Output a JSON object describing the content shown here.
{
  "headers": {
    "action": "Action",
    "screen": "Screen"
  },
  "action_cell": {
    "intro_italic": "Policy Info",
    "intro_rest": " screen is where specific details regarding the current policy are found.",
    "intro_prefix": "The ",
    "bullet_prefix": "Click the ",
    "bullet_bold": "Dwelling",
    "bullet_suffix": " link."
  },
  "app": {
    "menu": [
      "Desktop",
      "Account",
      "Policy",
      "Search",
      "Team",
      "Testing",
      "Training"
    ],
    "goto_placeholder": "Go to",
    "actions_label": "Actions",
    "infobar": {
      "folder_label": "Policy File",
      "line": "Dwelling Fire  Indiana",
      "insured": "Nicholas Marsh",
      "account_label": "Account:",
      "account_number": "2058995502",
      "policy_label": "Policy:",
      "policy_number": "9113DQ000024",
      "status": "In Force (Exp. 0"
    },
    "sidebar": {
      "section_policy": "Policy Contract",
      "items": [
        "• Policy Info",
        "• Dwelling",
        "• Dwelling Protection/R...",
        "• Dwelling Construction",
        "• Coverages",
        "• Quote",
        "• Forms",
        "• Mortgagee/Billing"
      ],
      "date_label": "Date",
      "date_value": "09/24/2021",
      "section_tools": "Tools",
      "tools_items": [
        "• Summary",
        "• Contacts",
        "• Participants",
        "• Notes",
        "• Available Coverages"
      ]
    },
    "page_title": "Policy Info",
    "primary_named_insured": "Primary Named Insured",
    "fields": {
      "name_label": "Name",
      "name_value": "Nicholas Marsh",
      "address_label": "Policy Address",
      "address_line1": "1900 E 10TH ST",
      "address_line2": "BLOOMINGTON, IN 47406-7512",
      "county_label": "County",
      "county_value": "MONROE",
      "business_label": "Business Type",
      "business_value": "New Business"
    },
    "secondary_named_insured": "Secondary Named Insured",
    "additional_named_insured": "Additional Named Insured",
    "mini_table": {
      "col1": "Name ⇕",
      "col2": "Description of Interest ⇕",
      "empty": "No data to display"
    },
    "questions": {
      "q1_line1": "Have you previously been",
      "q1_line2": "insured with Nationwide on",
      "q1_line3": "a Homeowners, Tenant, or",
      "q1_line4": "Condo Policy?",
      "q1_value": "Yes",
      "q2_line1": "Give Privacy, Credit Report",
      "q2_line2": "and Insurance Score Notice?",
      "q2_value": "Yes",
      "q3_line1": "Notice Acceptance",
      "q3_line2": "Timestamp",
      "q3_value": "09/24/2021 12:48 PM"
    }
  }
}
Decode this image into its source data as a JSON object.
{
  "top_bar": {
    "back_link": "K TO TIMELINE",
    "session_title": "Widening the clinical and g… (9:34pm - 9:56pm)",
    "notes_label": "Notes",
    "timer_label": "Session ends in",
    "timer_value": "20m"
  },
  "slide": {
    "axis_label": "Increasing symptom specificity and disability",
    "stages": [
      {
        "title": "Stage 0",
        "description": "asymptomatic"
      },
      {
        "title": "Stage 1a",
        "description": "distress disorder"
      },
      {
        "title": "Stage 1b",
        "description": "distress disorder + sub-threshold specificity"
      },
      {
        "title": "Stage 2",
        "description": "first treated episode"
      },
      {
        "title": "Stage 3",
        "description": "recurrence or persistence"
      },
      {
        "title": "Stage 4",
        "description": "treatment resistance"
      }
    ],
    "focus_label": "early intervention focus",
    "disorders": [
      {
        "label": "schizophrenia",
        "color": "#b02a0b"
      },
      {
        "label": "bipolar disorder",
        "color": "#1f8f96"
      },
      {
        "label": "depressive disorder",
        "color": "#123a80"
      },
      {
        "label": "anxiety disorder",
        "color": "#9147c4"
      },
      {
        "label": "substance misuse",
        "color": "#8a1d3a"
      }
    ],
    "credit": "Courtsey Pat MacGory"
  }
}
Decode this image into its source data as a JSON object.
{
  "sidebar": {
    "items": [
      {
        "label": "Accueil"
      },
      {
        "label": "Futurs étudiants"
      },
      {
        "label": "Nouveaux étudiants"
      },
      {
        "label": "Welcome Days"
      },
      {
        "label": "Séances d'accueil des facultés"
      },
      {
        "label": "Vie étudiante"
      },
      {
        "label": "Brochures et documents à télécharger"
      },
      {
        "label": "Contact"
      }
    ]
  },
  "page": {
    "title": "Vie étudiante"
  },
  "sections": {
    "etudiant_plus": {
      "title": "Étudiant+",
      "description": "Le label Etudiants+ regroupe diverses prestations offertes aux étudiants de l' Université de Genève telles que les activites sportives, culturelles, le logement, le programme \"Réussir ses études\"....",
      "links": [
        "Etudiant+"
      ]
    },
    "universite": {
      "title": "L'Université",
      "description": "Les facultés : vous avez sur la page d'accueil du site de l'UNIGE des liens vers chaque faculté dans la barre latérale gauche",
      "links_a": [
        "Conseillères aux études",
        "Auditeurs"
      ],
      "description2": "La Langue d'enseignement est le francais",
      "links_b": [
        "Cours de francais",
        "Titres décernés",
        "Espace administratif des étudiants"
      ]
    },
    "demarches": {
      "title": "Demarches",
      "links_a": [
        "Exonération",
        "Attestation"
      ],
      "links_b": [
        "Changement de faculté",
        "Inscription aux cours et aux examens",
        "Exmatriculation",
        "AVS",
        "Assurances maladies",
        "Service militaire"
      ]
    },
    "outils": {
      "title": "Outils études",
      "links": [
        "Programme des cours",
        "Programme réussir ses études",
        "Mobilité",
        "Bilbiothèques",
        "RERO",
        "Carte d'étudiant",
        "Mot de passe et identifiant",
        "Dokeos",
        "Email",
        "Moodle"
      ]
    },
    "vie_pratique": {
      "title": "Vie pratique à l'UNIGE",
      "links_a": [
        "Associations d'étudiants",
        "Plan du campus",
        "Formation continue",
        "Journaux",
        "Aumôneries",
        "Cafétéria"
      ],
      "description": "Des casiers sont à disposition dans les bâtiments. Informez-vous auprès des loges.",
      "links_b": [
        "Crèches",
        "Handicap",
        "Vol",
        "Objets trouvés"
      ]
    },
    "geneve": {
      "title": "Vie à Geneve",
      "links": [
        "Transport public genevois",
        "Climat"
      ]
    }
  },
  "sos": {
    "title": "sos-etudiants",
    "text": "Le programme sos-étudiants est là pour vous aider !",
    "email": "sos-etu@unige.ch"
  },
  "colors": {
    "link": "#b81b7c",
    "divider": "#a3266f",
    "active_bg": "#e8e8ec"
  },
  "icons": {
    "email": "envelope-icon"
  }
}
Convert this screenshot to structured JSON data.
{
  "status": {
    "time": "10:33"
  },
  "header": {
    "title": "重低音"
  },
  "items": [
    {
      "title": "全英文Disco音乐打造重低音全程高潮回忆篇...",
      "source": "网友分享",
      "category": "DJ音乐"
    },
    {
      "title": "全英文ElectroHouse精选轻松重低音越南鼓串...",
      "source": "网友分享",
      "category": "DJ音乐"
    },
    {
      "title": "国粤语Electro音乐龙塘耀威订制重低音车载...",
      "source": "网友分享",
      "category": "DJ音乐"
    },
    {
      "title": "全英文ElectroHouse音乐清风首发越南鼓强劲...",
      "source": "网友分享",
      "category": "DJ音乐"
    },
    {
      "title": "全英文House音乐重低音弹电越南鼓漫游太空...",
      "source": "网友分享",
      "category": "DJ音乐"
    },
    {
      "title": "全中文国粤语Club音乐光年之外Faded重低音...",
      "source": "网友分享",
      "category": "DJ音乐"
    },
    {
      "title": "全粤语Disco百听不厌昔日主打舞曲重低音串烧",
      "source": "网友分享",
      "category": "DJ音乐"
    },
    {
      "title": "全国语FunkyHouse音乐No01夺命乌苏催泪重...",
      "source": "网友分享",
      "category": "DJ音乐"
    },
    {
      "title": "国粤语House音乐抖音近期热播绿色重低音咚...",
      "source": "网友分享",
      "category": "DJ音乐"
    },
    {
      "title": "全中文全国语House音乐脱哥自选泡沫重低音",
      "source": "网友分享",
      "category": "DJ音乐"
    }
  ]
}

────

§ Goal
Scan the listing above for the word "Named" and show each line where it is found.

§ Task solution
    "primary_named_insured": "Primary Named Insured",
    "secondary_named_insured": "Secondary Named Insured",
    "additional_named_insured": "Additional Named Insured",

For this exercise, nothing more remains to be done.